Request - Please say how many lines of the listing hold "Indicator", with no other words in the answer.
--------------------------------------------------
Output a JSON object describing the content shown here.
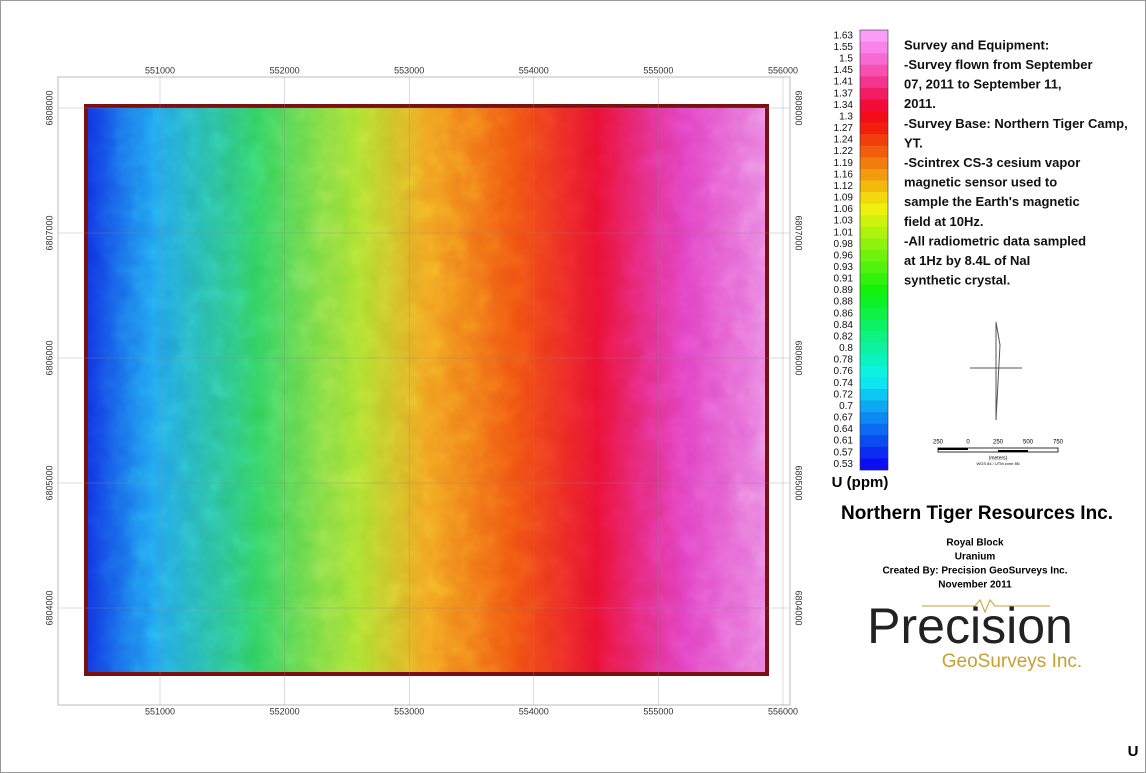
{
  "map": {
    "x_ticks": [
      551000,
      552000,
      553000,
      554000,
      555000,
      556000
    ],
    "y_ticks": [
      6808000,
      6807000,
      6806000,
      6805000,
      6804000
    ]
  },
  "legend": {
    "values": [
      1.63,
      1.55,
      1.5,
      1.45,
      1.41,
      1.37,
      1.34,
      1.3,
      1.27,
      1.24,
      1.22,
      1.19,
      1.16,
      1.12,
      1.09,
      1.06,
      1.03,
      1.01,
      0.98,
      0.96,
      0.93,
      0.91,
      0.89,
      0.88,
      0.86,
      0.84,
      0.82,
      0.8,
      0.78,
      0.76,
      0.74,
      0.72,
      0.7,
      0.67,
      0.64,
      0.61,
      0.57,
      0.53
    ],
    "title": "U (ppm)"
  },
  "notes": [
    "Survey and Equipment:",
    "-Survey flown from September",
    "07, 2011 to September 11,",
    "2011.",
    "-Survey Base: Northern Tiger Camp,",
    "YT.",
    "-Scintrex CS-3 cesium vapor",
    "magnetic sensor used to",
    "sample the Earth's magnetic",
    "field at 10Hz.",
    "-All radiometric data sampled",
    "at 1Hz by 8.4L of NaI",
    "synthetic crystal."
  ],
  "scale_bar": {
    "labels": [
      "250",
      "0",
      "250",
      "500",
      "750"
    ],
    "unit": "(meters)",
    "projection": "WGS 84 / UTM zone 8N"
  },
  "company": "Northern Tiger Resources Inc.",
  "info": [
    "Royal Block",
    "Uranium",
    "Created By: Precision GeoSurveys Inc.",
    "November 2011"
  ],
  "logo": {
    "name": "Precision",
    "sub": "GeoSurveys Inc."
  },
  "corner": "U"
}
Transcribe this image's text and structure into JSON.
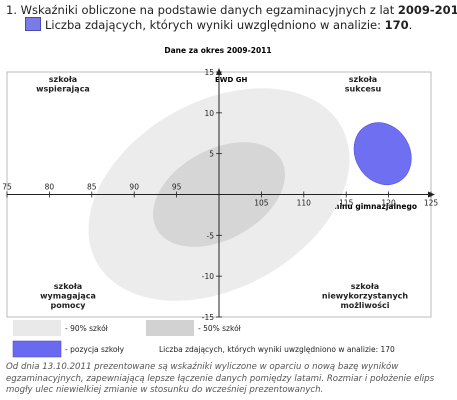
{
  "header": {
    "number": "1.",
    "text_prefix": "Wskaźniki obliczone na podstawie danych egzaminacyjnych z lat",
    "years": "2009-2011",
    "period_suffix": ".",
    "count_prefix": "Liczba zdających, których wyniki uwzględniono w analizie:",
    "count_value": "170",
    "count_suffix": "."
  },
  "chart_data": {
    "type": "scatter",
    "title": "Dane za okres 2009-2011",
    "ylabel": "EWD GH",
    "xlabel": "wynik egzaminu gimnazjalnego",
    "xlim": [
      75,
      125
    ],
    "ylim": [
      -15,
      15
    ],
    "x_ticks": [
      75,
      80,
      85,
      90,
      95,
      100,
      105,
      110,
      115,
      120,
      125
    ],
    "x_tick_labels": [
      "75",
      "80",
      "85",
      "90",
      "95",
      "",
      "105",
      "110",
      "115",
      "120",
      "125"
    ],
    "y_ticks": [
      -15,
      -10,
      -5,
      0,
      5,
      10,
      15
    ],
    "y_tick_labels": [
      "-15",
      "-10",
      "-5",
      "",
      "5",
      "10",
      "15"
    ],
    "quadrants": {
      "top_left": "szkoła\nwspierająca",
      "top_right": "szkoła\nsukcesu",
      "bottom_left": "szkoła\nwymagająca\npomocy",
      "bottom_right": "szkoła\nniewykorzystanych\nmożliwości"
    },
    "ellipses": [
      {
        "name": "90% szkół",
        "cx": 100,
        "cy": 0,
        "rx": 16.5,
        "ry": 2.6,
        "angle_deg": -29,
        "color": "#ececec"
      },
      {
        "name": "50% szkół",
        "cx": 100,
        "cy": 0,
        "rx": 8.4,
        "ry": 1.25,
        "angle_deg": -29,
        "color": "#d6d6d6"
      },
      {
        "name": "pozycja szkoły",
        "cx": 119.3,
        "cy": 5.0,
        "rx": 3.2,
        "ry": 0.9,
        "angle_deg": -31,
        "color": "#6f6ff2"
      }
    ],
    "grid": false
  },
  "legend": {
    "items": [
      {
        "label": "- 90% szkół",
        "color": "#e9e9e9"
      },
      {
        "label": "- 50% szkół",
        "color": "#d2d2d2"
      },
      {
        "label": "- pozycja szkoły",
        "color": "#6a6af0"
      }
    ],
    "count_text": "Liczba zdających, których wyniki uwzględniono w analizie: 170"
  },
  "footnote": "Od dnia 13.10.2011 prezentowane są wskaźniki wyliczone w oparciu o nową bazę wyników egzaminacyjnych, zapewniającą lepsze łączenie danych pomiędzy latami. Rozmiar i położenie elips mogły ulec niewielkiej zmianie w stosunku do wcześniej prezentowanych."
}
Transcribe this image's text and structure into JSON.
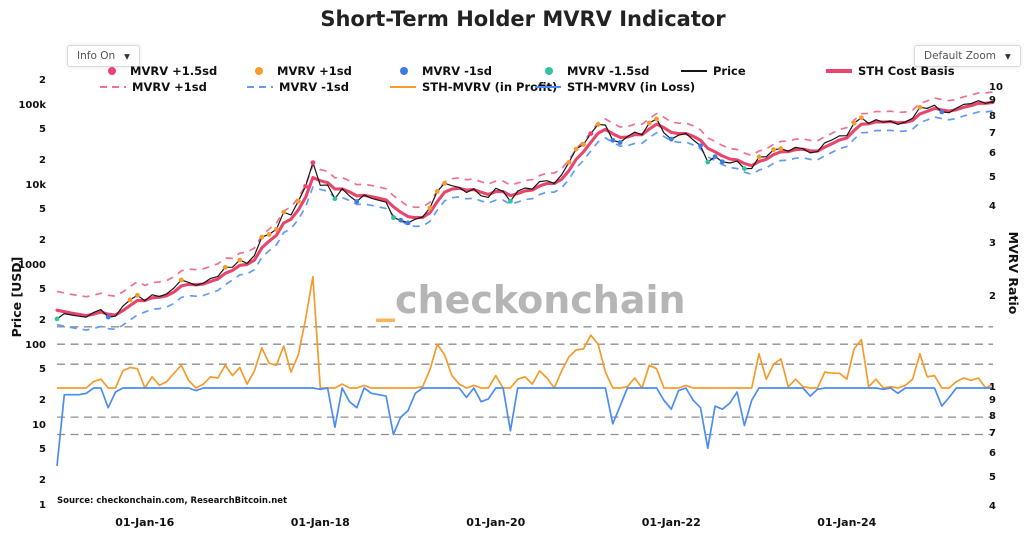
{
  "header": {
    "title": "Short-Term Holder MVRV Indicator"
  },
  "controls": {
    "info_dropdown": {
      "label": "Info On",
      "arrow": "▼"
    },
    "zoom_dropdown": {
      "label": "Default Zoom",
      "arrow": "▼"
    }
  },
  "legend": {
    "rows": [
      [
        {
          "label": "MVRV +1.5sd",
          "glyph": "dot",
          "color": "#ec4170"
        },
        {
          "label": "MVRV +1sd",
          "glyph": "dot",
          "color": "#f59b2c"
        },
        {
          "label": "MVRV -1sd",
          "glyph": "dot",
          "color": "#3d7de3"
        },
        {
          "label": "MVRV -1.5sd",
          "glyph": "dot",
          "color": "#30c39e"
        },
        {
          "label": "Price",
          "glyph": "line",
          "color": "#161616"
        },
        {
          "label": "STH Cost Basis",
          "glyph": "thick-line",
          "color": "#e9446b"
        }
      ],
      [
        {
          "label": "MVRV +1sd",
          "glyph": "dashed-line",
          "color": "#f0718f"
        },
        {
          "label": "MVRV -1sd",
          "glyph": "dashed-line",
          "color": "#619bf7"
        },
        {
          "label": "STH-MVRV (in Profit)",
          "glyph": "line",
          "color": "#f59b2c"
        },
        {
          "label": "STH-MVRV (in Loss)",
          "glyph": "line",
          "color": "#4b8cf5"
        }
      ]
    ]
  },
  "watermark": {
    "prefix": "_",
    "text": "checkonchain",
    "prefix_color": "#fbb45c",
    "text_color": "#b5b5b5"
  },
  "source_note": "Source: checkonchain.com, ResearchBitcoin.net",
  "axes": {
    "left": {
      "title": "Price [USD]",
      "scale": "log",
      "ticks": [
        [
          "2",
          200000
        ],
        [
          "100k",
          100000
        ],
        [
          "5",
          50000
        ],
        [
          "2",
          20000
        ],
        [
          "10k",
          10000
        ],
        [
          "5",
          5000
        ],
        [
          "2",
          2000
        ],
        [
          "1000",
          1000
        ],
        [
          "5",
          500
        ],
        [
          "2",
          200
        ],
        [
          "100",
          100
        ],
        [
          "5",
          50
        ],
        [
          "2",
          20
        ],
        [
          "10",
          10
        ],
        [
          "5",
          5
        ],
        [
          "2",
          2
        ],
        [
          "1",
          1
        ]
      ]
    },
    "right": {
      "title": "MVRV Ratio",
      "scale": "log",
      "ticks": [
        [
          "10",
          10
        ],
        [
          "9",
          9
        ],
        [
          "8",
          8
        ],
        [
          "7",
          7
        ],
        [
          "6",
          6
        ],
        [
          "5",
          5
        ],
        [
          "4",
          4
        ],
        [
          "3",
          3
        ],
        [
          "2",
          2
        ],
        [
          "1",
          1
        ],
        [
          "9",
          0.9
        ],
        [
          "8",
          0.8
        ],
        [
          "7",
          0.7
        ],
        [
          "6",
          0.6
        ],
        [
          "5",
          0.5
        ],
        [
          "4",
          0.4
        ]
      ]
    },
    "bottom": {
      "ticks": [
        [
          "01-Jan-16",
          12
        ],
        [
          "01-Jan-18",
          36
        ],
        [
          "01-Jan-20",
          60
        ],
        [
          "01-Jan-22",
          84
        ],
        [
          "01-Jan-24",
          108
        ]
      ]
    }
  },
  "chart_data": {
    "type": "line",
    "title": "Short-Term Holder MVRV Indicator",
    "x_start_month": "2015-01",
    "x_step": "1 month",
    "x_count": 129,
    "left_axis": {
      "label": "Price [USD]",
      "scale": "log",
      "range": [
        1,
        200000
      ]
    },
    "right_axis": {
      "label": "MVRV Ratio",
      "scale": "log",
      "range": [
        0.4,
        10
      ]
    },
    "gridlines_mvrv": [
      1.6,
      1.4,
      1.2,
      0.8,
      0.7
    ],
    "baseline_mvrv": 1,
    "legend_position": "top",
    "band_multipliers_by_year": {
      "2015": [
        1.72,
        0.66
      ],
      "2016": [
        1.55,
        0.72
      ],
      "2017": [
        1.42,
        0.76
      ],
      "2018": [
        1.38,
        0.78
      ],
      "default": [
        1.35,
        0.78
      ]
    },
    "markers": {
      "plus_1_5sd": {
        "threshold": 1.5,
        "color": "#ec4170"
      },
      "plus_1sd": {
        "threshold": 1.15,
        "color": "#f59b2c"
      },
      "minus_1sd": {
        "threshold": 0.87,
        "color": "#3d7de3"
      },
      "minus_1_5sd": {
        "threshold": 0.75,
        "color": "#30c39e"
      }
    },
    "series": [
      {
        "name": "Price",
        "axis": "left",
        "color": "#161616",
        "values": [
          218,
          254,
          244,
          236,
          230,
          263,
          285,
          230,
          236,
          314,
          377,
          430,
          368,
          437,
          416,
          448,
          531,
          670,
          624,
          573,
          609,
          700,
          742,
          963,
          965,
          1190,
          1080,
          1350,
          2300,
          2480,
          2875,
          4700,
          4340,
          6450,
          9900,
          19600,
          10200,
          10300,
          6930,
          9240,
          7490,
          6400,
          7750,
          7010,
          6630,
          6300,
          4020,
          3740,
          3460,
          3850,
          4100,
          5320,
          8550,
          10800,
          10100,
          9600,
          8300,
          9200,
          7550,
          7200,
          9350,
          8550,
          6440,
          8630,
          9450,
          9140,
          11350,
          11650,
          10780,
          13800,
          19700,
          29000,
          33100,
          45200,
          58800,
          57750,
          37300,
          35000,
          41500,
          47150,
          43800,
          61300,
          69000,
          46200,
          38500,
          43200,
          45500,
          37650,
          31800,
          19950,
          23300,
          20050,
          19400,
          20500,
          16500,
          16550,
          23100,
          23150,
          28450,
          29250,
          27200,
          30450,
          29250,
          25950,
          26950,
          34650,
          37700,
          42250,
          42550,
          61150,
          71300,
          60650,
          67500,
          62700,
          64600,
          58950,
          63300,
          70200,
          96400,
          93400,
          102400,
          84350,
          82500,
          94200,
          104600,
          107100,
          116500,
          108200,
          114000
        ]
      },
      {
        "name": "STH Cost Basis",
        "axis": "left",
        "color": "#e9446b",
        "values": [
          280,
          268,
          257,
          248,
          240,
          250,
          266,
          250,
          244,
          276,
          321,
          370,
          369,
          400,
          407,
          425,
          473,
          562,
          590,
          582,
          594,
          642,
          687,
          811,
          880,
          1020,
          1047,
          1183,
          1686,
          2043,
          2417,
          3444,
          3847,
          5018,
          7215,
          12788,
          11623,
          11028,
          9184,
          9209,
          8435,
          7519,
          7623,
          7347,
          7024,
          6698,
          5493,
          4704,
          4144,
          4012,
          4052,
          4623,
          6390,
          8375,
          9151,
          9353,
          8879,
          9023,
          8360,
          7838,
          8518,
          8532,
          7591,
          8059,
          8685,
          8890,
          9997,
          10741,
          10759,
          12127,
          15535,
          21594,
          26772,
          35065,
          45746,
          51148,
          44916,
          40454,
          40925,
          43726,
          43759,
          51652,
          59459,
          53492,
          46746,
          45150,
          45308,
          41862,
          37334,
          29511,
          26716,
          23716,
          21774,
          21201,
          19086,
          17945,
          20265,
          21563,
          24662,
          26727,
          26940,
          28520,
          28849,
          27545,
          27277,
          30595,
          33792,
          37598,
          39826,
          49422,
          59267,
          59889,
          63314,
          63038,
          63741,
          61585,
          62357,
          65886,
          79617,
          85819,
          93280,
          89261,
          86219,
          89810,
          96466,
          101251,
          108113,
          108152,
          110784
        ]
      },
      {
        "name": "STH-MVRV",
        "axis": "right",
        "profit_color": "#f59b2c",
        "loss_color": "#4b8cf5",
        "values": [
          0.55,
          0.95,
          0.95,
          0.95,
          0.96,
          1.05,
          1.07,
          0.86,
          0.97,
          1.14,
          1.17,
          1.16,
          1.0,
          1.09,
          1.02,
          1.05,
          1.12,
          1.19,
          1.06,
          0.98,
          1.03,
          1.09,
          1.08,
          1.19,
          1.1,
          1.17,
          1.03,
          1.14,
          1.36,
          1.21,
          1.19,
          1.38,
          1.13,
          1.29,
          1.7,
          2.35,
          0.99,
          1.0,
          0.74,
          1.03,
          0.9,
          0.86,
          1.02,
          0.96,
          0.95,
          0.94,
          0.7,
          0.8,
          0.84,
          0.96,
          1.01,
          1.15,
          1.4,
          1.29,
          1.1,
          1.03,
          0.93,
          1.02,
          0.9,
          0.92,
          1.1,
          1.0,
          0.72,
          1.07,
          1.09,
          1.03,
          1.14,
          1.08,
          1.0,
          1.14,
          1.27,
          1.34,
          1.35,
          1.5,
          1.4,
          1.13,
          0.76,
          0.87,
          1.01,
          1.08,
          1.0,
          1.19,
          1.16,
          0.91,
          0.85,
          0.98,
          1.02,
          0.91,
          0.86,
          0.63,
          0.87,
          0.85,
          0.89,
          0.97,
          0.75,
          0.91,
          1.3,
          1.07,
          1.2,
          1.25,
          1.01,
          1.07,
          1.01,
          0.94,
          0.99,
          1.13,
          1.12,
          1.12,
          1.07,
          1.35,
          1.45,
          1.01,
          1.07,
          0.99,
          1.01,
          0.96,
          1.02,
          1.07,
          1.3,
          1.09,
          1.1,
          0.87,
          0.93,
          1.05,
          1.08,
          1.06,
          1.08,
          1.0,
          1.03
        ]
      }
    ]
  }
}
--------------------------------------------------
Finished task - 2